(Your objective):
Copy the lines from the line with "emoji-icon[interactable]: ☺ bbox=[1720, 869, 1739, 891]" up to and including the line with "skin-icon[interactable] bbox=[1850, 871, 1869, 889]".

(Element and region data)
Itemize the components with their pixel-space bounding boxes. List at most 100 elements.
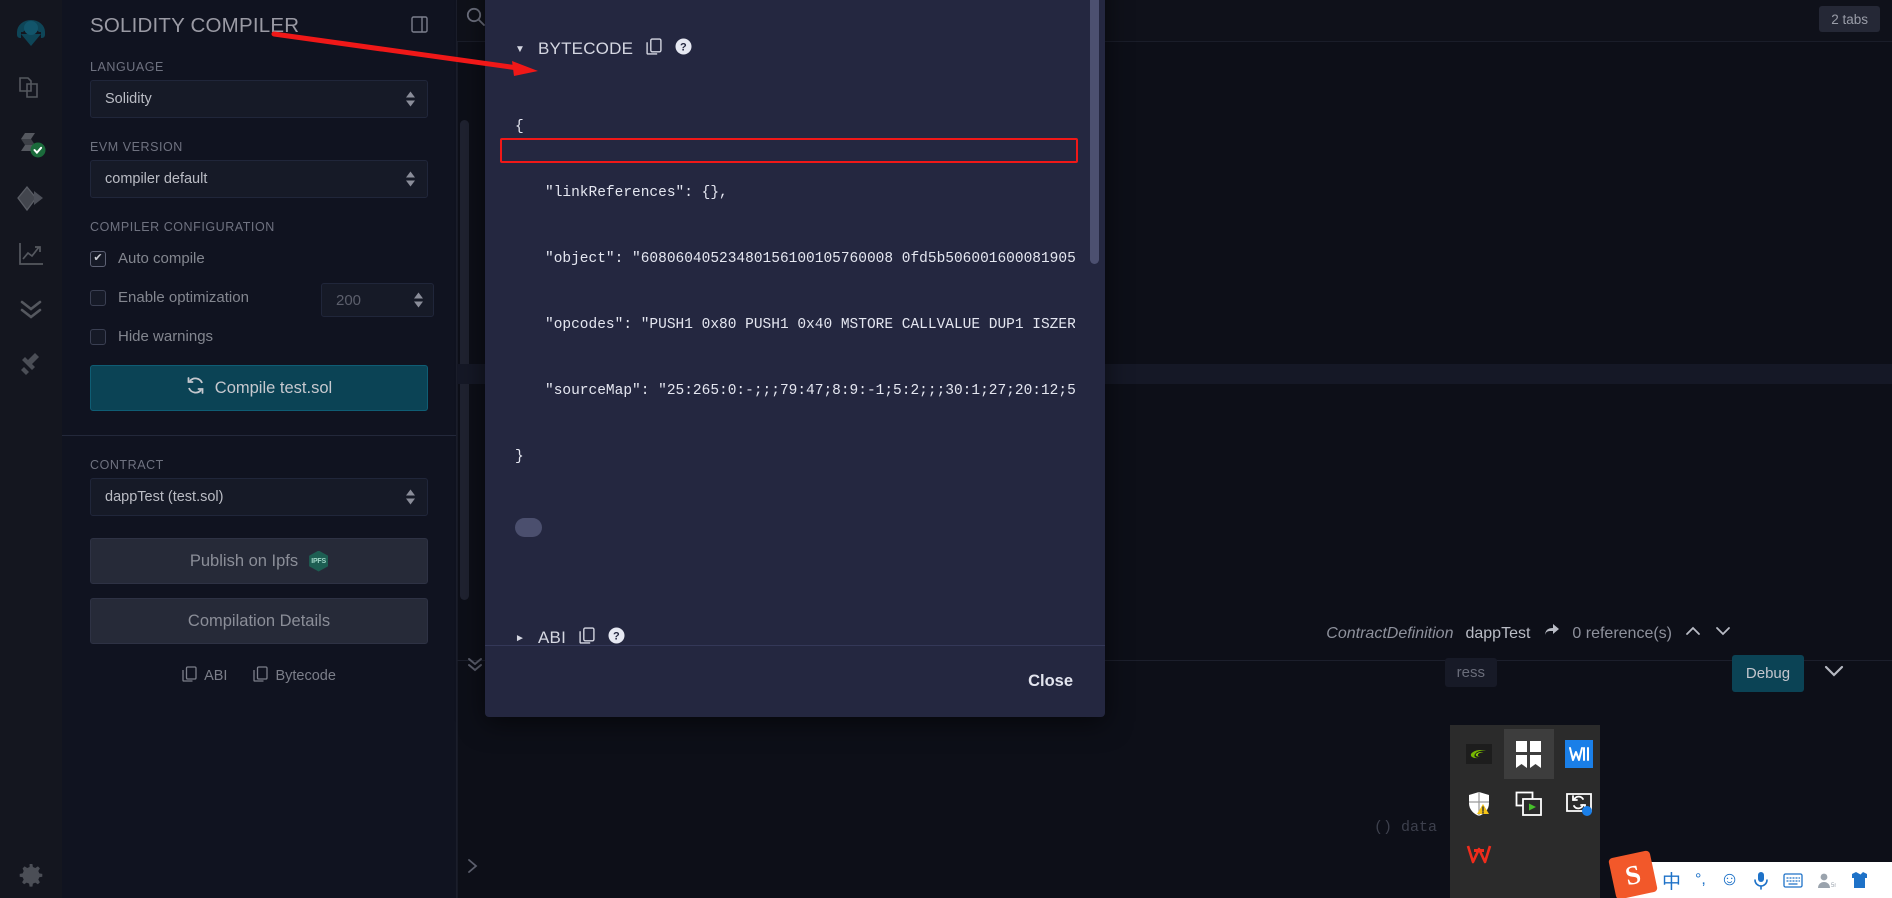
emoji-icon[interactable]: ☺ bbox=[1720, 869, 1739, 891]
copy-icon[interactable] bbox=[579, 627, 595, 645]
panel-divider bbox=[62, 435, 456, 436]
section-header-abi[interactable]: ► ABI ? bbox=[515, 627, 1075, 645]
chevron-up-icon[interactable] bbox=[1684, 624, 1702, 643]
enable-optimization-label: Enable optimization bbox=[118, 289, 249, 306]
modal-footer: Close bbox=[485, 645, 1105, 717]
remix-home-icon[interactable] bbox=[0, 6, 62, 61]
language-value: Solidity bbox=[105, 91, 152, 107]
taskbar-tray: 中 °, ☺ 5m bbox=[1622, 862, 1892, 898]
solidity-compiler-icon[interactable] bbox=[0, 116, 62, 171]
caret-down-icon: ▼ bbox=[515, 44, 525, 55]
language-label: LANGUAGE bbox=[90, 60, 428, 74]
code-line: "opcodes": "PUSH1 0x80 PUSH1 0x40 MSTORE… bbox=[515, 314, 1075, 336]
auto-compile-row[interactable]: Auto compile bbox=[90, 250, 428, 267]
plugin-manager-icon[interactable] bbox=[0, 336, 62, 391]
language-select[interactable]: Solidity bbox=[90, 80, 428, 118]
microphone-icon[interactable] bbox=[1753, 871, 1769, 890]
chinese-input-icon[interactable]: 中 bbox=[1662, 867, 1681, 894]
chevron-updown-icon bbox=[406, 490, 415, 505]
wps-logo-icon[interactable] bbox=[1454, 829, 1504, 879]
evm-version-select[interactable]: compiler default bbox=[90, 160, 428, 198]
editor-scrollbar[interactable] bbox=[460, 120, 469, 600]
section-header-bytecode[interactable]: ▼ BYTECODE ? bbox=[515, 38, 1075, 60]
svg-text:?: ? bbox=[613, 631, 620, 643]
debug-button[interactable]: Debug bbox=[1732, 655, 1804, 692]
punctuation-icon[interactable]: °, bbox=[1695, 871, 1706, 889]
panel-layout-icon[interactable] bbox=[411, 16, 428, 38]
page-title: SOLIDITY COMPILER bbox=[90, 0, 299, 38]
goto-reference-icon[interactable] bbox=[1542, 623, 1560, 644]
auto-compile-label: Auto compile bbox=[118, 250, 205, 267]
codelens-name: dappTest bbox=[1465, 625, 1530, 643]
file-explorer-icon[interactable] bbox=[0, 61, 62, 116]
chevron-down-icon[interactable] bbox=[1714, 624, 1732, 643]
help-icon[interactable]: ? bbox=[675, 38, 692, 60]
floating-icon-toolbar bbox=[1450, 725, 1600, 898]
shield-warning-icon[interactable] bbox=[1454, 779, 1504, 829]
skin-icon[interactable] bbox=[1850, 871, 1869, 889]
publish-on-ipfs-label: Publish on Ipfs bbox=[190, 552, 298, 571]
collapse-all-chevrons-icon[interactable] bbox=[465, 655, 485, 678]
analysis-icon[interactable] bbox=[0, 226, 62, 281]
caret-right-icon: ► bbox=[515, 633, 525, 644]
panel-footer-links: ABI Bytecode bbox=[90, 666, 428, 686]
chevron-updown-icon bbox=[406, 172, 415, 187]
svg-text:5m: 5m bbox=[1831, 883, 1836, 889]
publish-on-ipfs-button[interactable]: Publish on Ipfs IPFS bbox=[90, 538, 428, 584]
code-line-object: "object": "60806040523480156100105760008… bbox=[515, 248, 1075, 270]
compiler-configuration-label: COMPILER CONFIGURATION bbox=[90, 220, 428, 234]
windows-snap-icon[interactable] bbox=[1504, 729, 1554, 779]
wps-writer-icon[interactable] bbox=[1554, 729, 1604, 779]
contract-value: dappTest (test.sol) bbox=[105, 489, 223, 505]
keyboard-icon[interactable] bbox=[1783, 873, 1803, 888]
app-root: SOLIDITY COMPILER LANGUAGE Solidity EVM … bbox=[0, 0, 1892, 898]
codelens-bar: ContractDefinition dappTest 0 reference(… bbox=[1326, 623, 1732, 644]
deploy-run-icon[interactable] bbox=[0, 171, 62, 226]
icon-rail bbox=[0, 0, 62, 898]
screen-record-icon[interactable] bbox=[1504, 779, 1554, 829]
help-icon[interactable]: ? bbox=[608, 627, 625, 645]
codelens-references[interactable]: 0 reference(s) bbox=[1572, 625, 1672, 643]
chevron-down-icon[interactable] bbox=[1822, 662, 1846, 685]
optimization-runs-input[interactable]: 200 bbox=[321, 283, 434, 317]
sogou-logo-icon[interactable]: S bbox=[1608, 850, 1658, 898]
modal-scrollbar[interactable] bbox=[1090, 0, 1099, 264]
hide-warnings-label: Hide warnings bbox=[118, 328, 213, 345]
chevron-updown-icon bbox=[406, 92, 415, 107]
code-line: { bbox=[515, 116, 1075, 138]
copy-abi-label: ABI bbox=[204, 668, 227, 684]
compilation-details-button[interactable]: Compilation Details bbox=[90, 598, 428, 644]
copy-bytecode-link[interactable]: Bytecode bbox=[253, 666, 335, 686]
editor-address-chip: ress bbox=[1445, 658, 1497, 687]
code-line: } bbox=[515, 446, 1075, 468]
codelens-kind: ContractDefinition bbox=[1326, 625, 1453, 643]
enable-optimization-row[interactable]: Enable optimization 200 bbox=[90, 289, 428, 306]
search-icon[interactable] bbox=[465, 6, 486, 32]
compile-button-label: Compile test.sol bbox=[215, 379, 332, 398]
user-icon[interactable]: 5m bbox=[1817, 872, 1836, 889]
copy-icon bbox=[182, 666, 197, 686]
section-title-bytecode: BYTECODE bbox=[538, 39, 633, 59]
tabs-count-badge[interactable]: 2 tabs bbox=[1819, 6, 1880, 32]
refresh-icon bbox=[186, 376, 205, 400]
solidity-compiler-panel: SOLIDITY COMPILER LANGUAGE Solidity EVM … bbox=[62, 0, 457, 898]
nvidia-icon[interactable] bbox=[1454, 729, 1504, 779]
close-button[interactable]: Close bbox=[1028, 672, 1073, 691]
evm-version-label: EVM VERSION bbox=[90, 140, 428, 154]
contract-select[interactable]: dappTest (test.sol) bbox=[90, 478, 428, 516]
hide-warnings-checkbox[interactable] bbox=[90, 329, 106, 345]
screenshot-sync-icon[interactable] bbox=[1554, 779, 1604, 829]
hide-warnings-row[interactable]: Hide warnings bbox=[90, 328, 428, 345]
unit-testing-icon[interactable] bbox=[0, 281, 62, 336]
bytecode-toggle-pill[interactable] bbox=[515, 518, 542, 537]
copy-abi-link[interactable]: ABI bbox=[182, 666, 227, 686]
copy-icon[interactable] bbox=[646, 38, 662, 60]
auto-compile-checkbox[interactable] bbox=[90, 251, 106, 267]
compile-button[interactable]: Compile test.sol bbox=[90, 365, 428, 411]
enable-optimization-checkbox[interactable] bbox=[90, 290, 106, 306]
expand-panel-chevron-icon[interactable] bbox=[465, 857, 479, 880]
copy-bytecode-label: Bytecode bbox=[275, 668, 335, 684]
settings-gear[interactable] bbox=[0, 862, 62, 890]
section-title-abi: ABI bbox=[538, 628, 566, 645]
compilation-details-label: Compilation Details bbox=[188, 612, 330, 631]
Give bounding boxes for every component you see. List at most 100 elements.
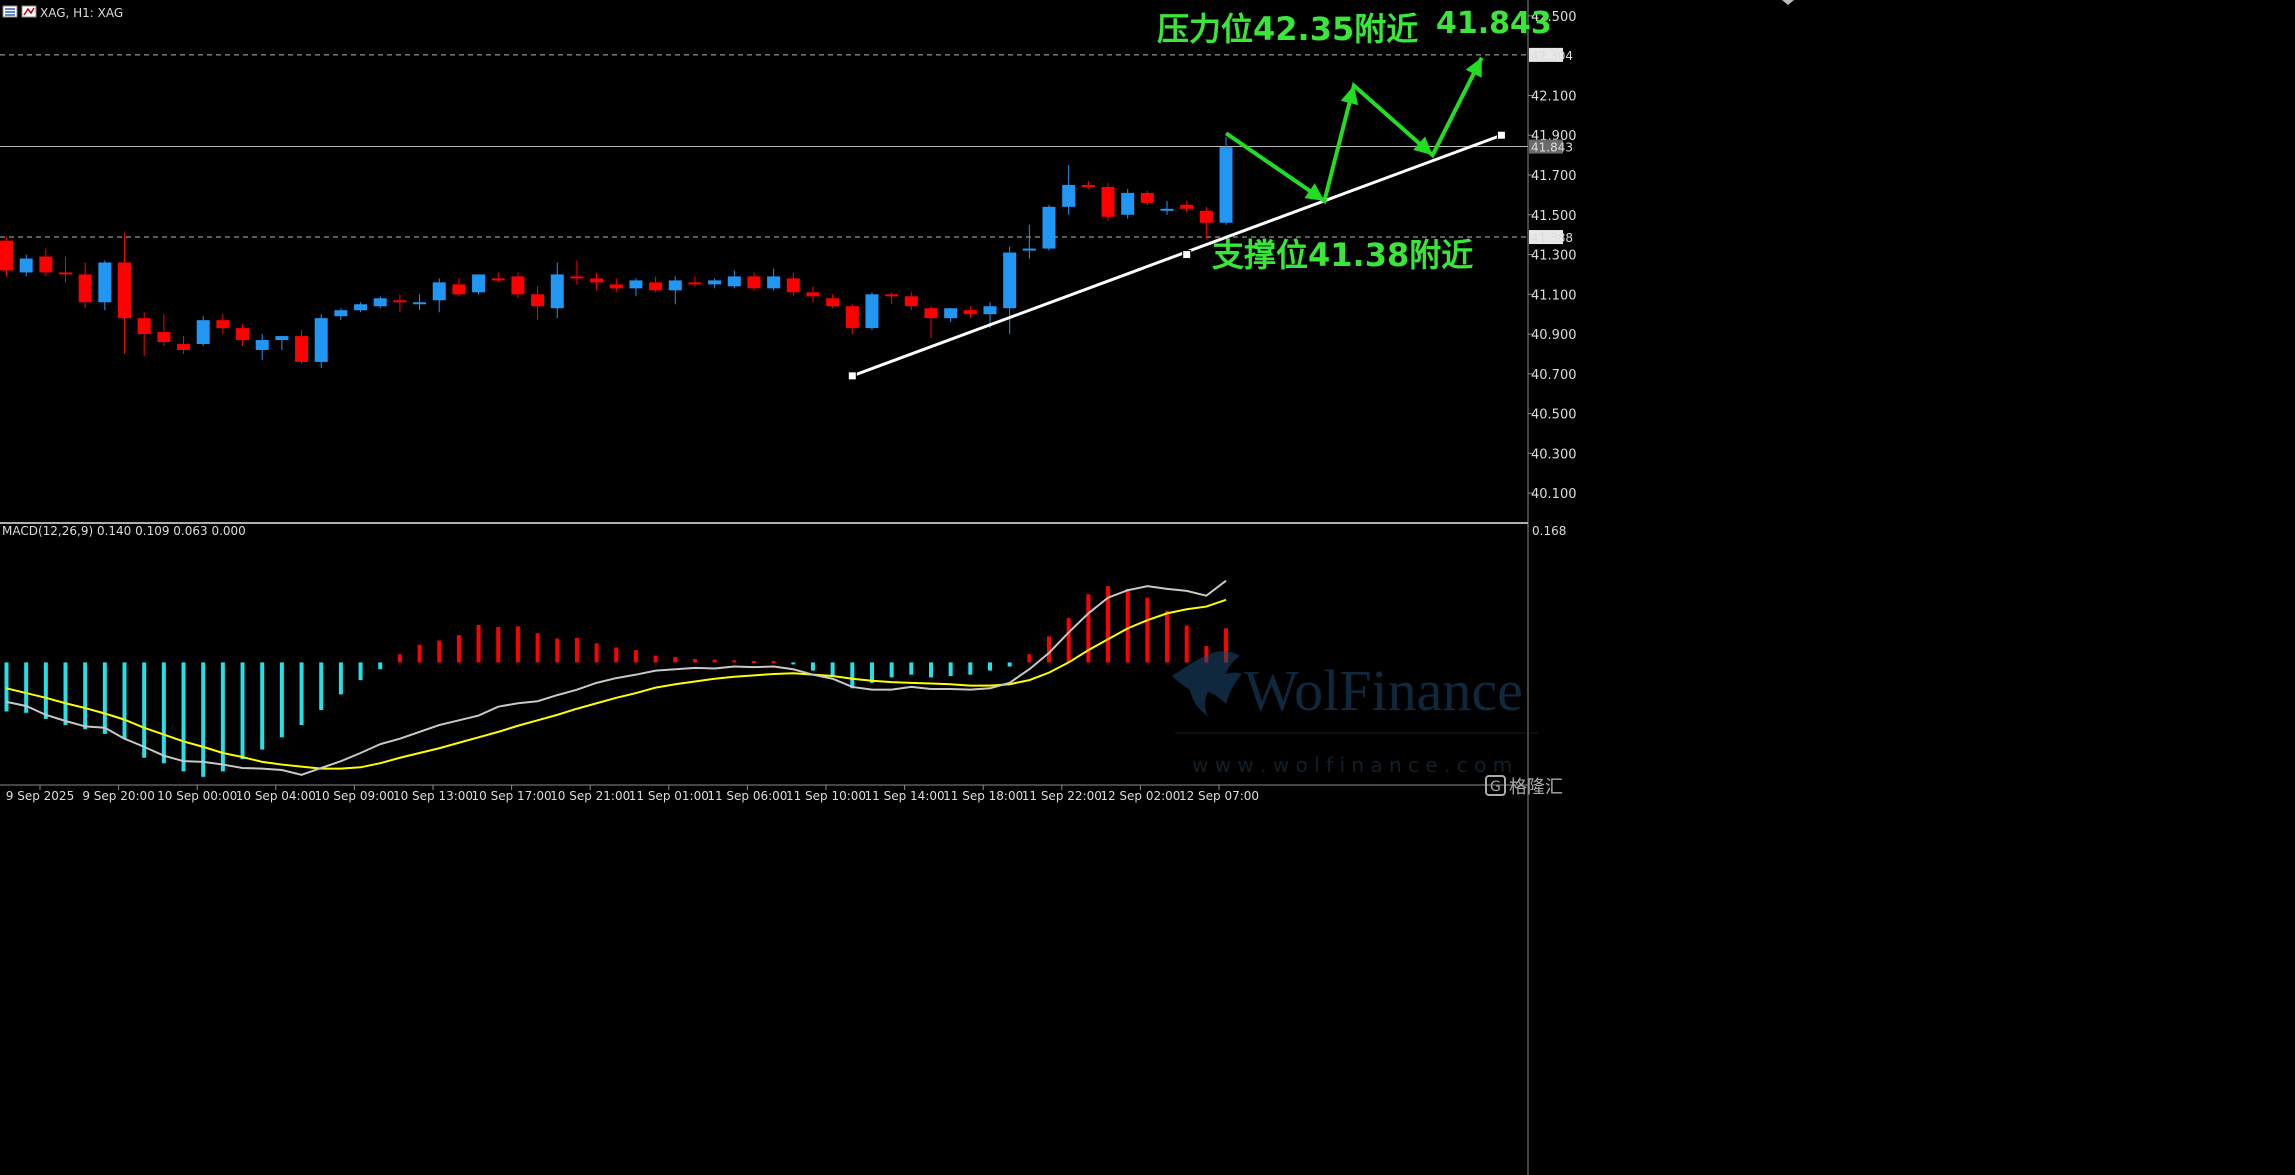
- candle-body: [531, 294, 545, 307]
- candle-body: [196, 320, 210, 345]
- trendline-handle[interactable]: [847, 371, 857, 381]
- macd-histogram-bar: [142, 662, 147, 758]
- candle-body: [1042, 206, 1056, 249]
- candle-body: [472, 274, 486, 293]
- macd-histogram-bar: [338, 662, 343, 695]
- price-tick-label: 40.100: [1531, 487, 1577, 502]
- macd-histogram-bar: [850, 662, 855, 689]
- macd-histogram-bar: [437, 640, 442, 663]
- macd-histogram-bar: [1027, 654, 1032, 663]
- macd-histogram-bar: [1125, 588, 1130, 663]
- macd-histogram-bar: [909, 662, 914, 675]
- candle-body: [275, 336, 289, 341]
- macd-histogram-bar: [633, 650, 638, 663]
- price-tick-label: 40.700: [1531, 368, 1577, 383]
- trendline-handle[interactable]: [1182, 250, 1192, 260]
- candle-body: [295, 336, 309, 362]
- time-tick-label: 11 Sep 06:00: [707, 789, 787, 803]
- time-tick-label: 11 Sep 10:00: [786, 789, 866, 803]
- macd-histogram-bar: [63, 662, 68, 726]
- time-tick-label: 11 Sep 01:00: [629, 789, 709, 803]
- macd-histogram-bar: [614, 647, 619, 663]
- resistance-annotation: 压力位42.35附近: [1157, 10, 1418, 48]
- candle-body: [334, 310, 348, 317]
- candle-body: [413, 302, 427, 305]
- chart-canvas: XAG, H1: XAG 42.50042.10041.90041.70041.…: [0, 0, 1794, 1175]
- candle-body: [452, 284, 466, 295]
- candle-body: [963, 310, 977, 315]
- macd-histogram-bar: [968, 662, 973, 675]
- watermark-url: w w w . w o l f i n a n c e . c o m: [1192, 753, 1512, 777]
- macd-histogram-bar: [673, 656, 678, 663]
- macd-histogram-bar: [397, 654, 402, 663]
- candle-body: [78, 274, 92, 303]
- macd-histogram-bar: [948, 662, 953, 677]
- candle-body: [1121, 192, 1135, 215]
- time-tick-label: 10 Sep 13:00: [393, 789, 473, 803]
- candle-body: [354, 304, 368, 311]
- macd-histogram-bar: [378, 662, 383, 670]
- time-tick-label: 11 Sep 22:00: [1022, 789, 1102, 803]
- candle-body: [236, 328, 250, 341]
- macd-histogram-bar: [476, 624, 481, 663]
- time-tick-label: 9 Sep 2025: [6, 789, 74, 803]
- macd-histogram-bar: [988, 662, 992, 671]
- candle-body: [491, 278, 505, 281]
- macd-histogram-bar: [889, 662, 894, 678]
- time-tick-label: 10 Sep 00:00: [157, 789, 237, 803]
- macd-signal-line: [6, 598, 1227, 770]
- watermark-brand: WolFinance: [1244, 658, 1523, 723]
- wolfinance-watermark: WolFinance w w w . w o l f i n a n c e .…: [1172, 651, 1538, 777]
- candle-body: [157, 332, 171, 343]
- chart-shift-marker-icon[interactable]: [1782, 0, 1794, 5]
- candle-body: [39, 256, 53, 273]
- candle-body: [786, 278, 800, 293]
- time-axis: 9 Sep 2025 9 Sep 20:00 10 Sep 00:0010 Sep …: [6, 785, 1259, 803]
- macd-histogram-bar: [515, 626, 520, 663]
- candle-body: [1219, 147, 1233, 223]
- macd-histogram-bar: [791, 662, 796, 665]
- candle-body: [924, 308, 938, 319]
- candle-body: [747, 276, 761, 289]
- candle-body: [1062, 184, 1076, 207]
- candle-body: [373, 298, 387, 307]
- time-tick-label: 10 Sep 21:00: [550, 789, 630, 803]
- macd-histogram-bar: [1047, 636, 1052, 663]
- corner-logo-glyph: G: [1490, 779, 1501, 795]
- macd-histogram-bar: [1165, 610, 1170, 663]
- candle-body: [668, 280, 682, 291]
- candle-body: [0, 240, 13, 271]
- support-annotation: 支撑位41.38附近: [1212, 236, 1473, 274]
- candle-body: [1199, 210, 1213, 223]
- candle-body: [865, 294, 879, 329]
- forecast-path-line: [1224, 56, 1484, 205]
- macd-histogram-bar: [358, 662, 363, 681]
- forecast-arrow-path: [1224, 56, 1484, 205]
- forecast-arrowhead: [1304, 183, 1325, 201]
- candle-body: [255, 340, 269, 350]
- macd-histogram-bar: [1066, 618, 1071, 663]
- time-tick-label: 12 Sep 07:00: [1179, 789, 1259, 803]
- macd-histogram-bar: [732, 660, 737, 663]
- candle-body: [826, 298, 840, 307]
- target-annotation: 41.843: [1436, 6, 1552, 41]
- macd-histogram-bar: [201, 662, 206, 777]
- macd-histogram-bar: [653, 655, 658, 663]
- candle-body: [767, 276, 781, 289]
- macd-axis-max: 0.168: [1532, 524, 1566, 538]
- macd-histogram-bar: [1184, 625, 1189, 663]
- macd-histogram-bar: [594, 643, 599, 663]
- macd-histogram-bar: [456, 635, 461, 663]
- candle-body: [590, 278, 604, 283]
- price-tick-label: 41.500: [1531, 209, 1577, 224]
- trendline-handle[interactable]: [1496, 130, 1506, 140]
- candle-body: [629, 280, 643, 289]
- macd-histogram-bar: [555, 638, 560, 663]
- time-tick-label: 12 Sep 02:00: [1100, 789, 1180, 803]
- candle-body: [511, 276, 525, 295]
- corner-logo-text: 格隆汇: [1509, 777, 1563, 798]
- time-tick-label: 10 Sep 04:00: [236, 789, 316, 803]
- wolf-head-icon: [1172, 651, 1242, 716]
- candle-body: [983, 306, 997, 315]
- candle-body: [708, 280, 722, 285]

(Solution):
emoji-icon[interactable]: ☺ bbox=[1720, 869, 1739, 891]
copy-icon[interactable] bbox=[579, 627, 595, 645]
panel-divider bbox=[62, 435, 456, 436]
section-header-abi[interactable]: ► ABI ? bbox=[515, 627, 1075, 645]
chevron-up-icon[interactable] bbox=[1684, 624, 1702, 643]
enable-optimization-label: Enable optimization bbox=[118, 289, 249, 306]
modal-footer: Close bbox=[485, 645, 1105, 717]
remix-home-icon[interactable] bbox=[0, 6, 62, 61]
language-value: Solidity bbox=[105, 91, 152, 107]
taskbar-tray: 中 °, ☺ 5m bbox=[1622, 862, 1892, 898]
solidity-compiler-icon[interactable] bbox=[0, 116, 62, 171]
caret-down-icon: ▼ bbox=[515, 44, 525, 55]
language-label: LANGUAGE bbox=[90, 60, 428, 74]
code-line: "opcodes": "PUSH1 0x80 PUSH1 0x40 MSTORE… bbox=[515, 314, 1075, 336]
auto-compile-row[interactable]: Auto compile bbox=[90, 250, 428, 267]
plugin-manager-icon[interactable] bbox=[0, 336, 62, 391]
language-select[interactable]: Solidity bbox=[90, 80, 428, 118]
microphone-icon[interactable] bbox=[1753, 871, 1769, 890]
chinese-input-icon[interactable]: 中 bbox=[1662, 867, 1681, 894]
chevron-updown-icon bbox=[406, 490, 415, 505]
wps-logo-icon[interactable] bbox=[1454, 829, 1504, 879]
evm-version-select[interactable]: compiler default bbox=[90, 160, 428, 198]
editor-scrollbar[interactable] bbox=[460, 120, 469, 600]
section-header-bytecode[interactable]: ▼ BYTECODE ? bbox=[515, 38, 1075, 60]
svg-text:?: ? bbox=[613, 631, 620, 643]
debug-button[interactable]: Debug bbox=[1732, 655, 1804, 692]
punctuation-icon[interactable]: °, bbox=[1695, 871, 1706, 889]
panel-layout-icon[interactable] bbox=[411, 16, 428, 38]
page-title: SOLIDITY COMPILER bbox=[90, 0, 299, 38]
goto-reference-icon[interactable] bbox=[1542, 623, 1560, 644]
auto-compile-label: Auto compile bbox=[118, 250, 205, 267]
codelens-name: dappTest bbox=[1465, 625, 1530, 643]
file-explorer-icon[interactable] bbox=[0, 61, 62, 116]
chevron-down-icon[interactable] bbox=[1714, 624, 1732, 643]
help-icon[interactable]: ? bbox=[675, 38, 692, 60]
floating-icon-toolbar bbox=[1450, 725, 1600, 898]
shield-warning-icon[interactable] bbox=[1454, 779, 1504, 829]
skin-icon[interactable] bbox=[1850, 871, 1869, 889]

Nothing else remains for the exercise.